* [Problem details]
Locate every line below that contains the word "with" and copy it.

(Collected data)
+---+
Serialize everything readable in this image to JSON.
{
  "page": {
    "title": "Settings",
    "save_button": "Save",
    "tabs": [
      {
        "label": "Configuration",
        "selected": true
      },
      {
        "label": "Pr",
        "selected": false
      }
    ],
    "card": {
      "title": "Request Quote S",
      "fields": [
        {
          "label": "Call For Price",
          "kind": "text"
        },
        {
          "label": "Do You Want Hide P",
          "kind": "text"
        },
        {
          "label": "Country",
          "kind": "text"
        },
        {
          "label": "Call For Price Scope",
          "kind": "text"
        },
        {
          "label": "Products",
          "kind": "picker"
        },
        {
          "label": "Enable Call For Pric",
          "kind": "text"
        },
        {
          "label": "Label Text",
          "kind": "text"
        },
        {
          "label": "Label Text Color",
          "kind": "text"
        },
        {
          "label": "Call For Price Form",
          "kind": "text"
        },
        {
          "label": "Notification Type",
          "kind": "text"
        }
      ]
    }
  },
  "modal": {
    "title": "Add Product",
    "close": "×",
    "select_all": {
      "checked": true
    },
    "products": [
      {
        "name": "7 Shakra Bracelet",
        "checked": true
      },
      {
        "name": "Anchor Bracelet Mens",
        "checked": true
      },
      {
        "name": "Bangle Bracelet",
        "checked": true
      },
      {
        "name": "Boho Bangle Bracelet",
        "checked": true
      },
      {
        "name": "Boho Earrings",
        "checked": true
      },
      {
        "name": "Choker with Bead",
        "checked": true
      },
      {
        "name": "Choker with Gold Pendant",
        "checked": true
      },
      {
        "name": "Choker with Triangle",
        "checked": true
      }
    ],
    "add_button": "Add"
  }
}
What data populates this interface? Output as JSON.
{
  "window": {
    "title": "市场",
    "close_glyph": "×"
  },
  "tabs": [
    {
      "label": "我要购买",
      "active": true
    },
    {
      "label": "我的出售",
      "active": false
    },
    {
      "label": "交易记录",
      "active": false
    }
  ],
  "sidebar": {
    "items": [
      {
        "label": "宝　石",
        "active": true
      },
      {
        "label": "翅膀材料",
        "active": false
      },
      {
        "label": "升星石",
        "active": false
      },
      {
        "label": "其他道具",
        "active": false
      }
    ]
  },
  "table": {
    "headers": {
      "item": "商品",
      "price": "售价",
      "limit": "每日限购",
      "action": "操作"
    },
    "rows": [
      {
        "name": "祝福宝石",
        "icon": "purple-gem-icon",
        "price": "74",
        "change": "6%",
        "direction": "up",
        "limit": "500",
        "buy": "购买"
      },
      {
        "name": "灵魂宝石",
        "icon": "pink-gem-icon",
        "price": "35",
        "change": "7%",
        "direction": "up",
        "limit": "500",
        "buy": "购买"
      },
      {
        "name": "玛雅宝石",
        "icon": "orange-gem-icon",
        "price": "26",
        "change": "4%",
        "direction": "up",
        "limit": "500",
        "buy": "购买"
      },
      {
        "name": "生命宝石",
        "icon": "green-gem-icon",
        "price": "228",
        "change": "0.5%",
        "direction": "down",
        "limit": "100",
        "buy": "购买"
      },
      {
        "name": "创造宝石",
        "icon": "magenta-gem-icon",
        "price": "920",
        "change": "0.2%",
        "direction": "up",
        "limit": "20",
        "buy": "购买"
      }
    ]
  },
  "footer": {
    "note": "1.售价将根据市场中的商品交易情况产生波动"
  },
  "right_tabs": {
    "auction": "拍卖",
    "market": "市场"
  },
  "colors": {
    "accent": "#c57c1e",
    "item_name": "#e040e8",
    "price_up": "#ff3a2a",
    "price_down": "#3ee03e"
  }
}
+---+
* [Written solution]
        "name": "Choker with Bead",
        "name": "Choker with Gold Pendant",
        "name": "Choker with Triangle",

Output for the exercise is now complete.